-- Task requirements --
Spot every line with the word "name" and return it.

-- Records for processing --
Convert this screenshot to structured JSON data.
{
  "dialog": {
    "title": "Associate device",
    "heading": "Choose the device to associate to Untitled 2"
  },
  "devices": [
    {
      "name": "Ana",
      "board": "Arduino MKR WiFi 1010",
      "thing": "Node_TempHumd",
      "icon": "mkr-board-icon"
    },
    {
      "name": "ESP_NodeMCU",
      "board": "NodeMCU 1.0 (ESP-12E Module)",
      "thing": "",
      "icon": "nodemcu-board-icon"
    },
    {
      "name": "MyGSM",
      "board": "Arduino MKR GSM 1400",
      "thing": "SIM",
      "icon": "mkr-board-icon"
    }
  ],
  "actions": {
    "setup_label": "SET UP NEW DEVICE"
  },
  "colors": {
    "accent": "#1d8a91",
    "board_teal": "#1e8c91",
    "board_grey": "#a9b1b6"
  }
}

-- Correct response --
      "name": "Ana",
      "name": "ESP_NodeMCU",
      "name": "MyGSM",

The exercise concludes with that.